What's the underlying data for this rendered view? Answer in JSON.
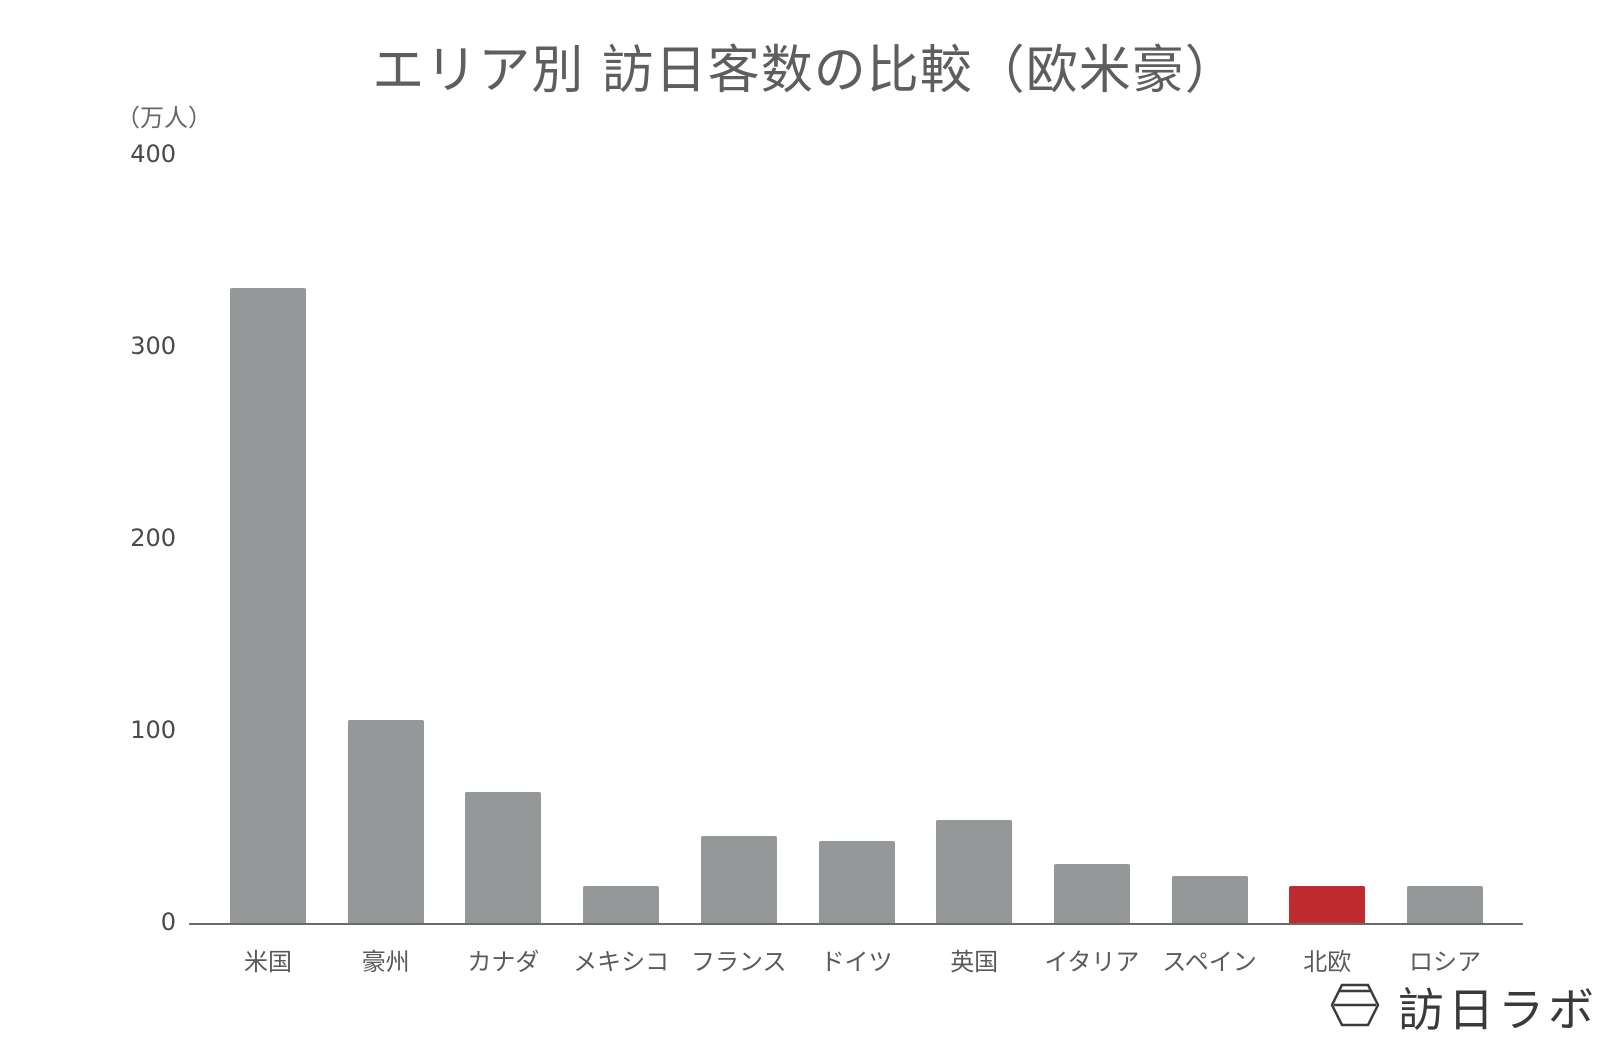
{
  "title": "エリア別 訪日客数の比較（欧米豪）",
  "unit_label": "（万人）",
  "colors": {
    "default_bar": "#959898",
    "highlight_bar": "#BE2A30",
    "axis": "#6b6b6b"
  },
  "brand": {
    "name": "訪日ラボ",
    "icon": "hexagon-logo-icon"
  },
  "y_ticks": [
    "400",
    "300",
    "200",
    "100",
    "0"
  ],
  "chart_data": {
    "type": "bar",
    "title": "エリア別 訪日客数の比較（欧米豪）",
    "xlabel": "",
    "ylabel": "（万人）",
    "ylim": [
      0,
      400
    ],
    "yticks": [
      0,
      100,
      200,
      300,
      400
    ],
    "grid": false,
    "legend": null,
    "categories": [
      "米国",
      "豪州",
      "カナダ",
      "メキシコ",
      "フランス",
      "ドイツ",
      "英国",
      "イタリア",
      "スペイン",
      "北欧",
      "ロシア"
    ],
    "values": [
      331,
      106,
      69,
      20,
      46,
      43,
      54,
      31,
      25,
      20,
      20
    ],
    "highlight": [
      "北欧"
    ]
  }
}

════════════════

WRITTEN EXERCISE: Will you set down the records word for word while leaving out every picture?

OUTPUT BELOW:
What's the underlying data for this rendered view? Answer in JSON.
{
  "title": "エリア別 訪日客数の比較（欧米豪）",
  "unit_label": "（万人）",
  "colors": {
    "default_bar": "#959898",
    "highlight_bar": "#BE2A30",
    "axis": "#6b6b6b"
  },
  "brand": {
    "name": "訪日ラボ",
    "icon": "hexagon-logo-icon"
  },
  "y_ticks": [
    "400",
    "300",
    "200",
    "100",
    "0"
  ],
  "chart_data": {
    "type": "bar",
    "title": "エリア別 訪日客数の比較（欧米豪）",
    "xlabel": "",
    "ylabel": "（万人）",
    "ylim": [
      0,
      400
    ],
    "yticks": [
      0,
      100,
      200,
      300,
      400
    ],
    "grid": false,
    "legend": null,
    "categories": [
      "米国",
      "豪州",
      "カナダ",
      "メキシコ",
      "フランス",
      "ドイツ",
      "英国",
      "イタリア",
      "スペイン",
      "北欧",
      "ロシア"
    ],
    "values": [
      331,
      106,
      69,
      20,
      46,
      43,
      54,
      31,
      25,
      20,
      20
    ],
    "highlight": [
      "北欧"
    ]
  }
}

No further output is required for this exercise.